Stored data
>> BEGIN
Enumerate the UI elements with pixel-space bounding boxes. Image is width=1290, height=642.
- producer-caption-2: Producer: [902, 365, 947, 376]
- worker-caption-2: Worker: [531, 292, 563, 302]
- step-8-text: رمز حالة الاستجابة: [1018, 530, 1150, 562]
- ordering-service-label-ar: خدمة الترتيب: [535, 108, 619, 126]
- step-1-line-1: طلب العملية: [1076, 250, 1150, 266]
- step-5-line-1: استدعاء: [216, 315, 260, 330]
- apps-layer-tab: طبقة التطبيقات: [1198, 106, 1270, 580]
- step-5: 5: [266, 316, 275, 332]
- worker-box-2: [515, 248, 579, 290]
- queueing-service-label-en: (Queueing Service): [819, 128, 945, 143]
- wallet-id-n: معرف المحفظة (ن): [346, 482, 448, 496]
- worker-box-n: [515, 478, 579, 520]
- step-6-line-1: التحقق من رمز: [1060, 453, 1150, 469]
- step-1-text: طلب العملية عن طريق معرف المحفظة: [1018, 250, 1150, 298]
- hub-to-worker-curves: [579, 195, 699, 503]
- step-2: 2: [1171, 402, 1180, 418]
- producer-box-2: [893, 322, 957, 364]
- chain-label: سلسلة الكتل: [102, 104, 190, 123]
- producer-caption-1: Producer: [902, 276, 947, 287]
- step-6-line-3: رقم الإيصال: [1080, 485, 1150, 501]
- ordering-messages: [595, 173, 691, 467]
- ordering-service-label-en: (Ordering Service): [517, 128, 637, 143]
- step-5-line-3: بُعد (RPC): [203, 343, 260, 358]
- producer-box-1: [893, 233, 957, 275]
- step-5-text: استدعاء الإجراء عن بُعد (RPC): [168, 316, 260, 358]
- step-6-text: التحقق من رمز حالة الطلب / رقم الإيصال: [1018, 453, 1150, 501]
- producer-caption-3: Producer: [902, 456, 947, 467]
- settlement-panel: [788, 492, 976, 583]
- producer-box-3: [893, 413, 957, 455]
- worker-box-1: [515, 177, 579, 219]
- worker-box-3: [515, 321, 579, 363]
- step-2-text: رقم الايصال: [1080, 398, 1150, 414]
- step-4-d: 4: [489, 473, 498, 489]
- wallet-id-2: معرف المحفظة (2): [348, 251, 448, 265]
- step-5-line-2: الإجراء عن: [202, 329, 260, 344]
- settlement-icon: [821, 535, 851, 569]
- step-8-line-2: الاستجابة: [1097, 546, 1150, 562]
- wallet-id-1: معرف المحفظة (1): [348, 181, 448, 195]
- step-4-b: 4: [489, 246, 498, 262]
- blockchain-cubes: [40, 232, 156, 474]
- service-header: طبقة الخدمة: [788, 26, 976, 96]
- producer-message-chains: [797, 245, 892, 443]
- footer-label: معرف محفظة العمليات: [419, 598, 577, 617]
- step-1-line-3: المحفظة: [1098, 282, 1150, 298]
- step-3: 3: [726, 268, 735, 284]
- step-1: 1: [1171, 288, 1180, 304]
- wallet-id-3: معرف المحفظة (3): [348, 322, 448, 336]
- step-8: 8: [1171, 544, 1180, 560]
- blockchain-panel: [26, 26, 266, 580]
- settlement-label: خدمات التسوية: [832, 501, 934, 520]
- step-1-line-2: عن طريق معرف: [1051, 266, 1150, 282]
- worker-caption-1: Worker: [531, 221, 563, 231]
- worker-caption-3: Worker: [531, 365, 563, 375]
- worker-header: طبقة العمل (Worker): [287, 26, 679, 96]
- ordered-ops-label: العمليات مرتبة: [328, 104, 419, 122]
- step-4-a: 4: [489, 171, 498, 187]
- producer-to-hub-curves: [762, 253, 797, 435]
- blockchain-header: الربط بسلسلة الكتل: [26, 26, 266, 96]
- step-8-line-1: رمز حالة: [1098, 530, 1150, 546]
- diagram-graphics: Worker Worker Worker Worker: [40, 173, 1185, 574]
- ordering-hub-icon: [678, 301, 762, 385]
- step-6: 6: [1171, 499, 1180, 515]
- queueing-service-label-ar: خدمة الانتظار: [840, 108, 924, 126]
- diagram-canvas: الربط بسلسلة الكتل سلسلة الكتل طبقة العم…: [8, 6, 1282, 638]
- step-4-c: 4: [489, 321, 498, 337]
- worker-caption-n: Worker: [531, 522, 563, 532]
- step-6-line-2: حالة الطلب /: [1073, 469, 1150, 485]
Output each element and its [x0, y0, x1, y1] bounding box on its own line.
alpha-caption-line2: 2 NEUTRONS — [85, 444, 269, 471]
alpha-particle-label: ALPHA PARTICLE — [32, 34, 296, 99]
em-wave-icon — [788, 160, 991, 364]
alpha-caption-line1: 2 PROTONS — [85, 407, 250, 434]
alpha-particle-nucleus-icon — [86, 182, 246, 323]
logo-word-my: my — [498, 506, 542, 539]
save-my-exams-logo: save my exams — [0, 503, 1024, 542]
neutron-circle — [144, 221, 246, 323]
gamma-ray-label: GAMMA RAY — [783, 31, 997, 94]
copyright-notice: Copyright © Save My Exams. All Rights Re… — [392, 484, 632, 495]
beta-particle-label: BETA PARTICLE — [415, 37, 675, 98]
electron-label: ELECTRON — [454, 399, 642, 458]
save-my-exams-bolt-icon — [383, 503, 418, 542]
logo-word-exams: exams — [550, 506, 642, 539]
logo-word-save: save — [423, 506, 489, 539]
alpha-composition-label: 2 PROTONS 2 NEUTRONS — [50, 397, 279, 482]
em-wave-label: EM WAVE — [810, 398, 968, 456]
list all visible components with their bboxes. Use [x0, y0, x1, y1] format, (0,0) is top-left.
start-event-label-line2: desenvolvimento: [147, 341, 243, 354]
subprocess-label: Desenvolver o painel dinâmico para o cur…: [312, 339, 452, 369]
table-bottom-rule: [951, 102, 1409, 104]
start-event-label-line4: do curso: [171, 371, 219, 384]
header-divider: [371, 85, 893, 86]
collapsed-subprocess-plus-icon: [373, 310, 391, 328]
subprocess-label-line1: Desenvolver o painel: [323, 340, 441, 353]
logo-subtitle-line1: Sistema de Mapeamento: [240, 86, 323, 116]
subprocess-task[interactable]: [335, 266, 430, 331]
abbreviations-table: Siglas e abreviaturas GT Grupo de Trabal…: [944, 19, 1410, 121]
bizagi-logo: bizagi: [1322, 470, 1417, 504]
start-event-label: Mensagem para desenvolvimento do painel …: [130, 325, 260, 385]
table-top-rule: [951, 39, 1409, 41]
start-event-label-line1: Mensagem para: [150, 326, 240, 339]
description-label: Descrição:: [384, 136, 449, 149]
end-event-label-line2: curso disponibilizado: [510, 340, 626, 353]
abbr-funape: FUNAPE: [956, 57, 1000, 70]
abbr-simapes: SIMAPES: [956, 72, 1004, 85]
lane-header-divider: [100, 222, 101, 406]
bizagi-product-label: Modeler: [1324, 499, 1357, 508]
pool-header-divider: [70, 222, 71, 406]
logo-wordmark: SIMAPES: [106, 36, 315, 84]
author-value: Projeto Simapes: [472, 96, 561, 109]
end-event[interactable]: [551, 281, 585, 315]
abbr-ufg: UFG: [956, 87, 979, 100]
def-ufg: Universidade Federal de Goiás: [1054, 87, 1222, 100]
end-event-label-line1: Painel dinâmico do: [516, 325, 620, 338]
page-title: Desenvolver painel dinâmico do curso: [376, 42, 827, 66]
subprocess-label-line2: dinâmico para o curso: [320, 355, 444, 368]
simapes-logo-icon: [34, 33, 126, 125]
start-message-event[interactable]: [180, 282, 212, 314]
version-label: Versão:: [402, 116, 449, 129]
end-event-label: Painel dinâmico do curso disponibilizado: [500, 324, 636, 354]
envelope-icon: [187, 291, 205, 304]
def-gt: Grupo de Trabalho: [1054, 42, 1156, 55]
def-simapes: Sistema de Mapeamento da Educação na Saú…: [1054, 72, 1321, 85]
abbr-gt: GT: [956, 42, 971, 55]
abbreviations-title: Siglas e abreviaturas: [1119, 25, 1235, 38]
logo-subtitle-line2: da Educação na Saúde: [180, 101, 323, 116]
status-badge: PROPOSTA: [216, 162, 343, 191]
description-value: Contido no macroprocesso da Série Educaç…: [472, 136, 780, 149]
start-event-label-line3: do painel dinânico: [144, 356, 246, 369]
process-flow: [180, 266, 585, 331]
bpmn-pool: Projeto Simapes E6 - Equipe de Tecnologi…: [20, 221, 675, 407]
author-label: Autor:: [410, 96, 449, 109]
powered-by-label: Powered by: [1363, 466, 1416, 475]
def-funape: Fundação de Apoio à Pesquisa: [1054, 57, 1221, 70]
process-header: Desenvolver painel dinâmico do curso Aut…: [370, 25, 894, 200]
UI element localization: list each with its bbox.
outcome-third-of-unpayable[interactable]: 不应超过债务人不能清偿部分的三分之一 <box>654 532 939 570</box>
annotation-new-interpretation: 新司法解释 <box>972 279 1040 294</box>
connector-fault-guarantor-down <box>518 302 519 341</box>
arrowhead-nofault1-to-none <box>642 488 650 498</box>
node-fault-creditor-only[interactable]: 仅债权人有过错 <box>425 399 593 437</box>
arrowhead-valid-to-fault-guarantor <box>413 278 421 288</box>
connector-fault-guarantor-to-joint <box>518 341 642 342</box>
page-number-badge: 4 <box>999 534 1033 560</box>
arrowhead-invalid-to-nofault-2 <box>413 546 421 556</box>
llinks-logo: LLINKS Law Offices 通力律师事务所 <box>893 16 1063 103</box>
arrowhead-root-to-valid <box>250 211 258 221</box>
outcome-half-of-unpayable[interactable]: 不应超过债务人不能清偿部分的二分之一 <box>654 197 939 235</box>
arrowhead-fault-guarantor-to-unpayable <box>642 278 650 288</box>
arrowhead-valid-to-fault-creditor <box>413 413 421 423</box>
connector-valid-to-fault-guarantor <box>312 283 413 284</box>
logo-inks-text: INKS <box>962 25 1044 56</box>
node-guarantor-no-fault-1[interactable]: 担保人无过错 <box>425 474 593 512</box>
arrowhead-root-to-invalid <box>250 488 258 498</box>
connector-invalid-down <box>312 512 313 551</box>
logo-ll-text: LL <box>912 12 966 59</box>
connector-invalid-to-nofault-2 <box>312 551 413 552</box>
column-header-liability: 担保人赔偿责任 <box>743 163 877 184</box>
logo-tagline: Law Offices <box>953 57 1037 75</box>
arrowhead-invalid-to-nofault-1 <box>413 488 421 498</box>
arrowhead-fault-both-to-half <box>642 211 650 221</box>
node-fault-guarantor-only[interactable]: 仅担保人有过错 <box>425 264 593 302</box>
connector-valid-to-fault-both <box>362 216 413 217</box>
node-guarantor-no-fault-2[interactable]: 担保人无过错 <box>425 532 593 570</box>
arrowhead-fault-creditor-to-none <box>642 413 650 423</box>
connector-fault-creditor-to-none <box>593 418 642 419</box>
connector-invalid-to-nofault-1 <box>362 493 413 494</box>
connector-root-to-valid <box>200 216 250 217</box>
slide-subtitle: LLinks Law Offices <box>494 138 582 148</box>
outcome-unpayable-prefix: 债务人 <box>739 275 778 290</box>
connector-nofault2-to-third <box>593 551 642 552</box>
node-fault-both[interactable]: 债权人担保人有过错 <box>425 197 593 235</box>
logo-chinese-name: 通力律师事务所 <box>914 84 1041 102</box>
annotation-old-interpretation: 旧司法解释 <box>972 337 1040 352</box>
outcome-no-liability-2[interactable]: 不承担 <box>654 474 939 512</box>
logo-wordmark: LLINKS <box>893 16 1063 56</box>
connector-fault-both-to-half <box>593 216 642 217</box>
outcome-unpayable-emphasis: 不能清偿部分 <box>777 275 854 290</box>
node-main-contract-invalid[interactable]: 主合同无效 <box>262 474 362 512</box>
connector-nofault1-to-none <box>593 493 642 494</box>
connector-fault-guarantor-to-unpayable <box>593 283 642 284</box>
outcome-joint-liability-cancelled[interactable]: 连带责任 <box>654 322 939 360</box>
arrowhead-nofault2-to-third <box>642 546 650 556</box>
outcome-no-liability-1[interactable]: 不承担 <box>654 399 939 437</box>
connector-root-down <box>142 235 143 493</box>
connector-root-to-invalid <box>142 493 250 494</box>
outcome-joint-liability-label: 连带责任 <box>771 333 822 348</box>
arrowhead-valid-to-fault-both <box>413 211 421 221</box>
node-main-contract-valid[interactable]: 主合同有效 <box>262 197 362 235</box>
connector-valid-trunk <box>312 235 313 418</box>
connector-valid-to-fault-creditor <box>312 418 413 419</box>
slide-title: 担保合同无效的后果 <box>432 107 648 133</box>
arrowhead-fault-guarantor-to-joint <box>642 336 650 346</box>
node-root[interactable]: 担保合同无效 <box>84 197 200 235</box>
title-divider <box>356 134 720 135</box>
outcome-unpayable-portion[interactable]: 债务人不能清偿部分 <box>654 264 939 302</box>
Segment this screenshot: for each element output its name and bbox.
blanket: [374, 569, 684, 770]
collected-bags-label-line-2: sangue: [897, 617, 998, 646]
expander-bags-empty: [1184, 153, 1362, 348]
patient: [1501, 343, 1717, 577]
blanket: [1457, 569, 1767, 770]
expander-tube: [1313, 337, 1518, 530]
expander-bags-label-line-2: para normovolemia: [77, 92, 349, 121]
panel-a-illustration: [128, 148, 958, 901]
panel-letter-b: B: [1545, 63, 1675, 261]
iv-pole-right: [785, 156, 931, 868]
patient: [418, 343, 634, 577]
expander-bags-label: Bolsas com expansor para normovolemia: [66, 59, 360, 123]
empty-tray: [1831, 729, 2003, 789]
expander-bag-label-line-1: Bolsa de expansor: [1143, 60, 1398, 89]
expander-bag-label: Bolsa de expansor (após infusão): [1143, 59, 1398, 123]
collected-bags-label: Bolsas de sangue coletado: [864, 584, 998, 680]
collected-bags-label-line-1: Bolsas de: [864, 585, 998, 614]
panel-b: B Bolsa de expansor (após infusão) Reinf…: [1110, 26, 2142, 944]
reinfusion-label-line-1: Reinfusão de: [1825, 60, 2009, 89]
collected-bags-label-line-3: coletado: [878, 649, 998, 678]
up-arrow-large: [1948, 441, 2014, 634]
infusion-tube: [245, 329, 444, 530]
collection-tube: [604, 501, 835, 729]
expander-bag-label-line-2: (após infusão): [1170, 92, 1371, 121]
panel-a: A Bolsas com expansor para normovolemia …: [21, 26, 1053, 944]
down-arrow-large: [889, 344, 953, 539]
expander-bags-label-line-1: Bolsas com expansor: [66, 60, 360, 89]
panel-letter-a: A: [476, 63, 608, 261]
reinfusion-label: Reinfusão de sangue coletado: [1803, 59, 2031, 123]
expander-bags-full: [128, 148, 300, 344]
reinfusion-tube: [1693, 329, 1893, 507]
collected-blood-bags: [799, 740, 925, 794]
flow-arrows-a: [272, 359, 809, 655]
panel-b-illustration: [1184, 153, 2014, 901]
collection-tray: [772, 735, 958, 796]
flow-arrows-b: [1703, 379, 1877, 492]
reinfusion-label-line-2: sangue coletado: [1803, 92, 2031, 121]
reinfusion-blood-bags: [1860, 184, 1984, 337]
>> END
▶ The request: Reproduce the listing verbatim, beginning at its first line and ending after the line that contains "- step-8-text: رمز".

▶ Result:
Enumerate the UI elements with pixel-space bounding boxes. Image is width=1290, height=642.
- producer-caption-2: Producer: [902, 365, 947, 376]
- worker-caption-2: Worker: [531, 292, 563, 302]
- step-8-text: رمز حالة الاستجابة: [1018, 530, 1150, 562]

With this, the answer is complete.